> **JOB**: Each entry below is to be transcribed exactly.

** start of DATA TO PROCESS **

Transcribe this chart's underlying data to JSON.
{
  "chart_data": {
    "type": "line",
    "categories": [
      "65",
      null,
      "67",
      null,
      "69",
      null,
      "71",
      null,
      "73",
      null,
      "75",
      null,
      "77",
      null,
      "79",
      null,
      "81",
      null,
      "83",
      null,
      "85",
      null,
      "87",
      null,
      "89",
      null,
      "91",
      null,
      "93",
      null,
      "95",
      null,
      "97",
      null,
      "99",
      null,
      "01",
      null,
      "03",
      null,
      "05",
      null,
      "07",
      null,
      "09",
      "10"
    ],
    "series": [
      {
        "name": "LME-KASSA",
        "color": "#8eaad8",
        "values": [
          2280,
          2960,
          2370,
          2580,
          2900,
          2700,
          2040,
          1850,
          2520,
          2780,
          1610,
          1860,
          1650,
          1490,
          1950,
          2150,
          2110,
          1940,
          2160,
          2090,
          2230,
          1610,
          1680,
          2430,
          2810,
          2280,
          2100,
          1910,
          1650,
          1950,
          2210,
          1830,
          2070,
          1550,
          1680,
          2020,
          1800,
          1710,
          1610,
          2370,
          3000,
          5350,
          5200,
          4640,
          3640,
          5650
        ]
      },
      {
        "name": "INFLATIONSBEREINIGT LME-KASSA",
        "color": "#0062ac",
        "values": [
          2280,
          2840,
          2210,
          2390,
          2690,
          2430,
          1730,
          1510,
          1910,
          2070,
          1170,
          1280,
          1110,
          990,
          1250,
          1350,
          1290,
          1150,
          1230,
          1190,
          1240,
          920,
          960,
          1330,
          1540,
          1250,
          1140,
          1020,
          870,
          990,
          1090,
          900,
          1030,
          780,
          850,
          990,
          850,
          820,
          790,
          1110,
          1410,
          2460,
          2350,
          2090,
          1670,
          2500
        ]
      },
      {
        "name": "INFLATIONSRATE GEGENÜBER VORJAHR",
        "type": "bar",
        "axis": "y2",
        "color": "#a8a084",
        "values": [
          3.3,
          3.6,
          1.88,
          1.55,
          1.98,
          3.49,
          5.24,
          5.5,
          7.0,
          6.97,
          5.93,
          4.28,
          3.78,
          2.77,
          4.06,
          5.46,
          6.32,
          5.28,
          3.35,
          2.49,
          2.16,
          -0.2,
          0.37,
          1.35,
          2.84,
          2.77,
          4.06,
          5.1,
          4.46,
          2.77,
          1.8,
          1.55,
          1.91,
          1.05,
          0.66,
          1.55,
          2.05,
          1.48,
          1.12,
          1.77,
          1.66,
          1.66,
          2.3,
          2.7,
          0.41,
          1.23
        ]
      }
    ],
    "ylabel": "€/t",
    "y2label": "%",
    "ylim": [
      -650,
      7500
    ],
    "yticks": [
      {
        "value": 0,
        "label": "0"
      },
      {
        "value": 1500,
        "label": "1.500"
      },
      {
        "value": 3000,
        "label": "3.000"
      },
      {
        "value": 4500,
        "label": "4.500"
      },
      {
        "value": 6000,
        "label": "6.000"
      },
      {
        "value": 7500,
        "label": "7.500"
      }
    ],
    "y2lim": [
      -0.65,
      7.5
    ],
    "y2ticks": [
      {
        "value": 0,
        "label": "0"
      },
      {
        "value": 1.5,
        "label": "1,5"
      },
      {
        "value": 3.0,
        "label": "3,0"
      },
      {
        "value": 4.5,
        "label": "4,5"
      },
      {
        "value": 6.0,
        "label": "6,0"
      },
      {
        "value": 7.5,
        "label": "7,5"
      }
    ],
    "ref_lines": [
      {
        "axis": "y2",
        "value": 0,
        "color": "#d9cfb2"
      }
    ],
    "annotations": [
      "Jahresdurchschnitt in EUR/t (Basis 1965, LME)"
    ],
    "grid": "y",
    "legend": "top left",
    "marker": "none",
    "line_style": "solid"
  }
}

** end of DATA TO PROCESS **

> **EXPECTED ANSWER**:
Transcribe this chart's underlying data to JSON.
{
  "chart_data": {
    "type": "line",
    "categories": [
      "65",
      null,
      "67",
      null,
      "69",
      null,
      "71",
      null,
      "73",
      null,
      "75",
      null,
      "77",
      null,
      "79",
      null,
      "81",
      null,
      "83",
      null,
      "85",
      null,
      "87",
      null,
      "89",
      null,
      "91",
      null,
      "93",
      null,
      "95",
      null,
      "97",
      null,
      "99",
      null,
      "01",
      null,
      "03",
      null,
      "05",
      null,
      "07",
      null,
      "09",
      "10"
    ],
    "series": [
      {
        "name": "LME-KASSA",
        "color": "#8eaad8",
        "values": [
          2280,
          2960,
          2370,
          2580,
          2900,
          2700,
          2040,
          1850,
          2520,
          2780,
          1610,
          1860,
          1650,
          1490,
          1950,
          2150,
          2110,
          1940,
          2160,
          2090,
          2230,
          1610,
          1680,
          2430,
          2810,
          2280,
          2100,
          1910,
          1650,
          1950,
          2210,
          1830,
          2070,
          1550,
          1680,
          2020,
          1800,
          1710,
          1610,
          2370,
          3000,
          5350,
          5200,
          4640,
          3640,
          5650
        ]
      },
      {
        "name": "INFLATIONSBEREINIGT LME-KASSA",
        "color": "#0062ac",
        "values": [
          2280,
          2840,
          2210,
          2390,
          2690,
          2430,
          1730,
          1510,
          1910,
          2070,
          1170,
          1280,
          1110,
          990,
          1250,
          1350,
          1290,
          1150,
          1230,
          1190,
          1240,
          920,
          960,
          1330,
          1540,
          1250,
          1140,
          1020,
          870,
          990,
          1090,
          900,
          1030,
          780,
          850,
          990,
          850,
          820,
          790,
          1110,
          1410,
          2460,
          2350,
          2090,
          1670,
          2500
        ]
      },
      {
        "name": "INFLATIONSRATE GEGENÜBER VORJAHR",
        "type": "bar",
        "axis": "y2",
        "color": "#a8a084",
        "values": [
          3.3,
          3.6,
          1.88,
          1.55,
          1.98,
          3.49,
          5.24,
          5.5,
          7.0,
          6.97,
          5.93,
          4.28,
          3.78,
          2.77,
          4.06,
          5.46,
          6.32,
          5.28,
          3.35,
          2.49,
          2.16,
          -0.2,
          0.37,
          1.35,
          2.84,
          2.77,
          4.06,
          5.1,
          4.46,
          2.77,
          1.8,
          1.55,
          1.91,
          1.05,
          0.66,
          1.55,
          2.05,
          1.48,
          1.12,
          1.77,
          1.66,
          1.66,
          2.3,
          2.7,
          0.41,
          1.23
        ]
      }
    ],
    "ylabel": "€/t",
    "y2label": "%",
    "ylim": [
      -650,
      7500
    ],
    "yticks": [
      {
        "value": 0,
        "label": "0"
      },
      {
        "value": 1500,
        "label": "1.500"
      },
      {
        "value": 3000,
        "label": "3.000"
      },
      {
        "value": 4500,
        "label": "4.500"
      },
      {
        "value": 6000,
        "label": "6.000"
      },
      {
        "value": 7500,
        "label": "7.500"
      }
    ],
    "y2lim": [
      -0.65,
      7.5
    ],
    "y2ticks": [
      {
        "value": 0,
        "label": "0"
      },
      {
        "value": 1.5,
        "label": "1,5"
      },
      {
        "value": 3.0,
        "label": "3,0"
      },
      {
        "value": 4.5,
        "label": "4,5"
      },
      {
        "value": 6.0,
        "label": "6,0"
      },
      {
        "value": 7.5,
        "label": "7,5"
      }
    ],
    "ref_lines": [
      {
        "axis": "y2",
        "value": 0,
        "color": "#d9cfb2"
      }
    ],
    "annotations": [
      "Jahresdurchschnitt in EUR/t (Basis 1965, LME)"
    ],
    "grid": "y",
    "legend": "top left",
    "marker": "none",
    "line_style": "solid"
  }
}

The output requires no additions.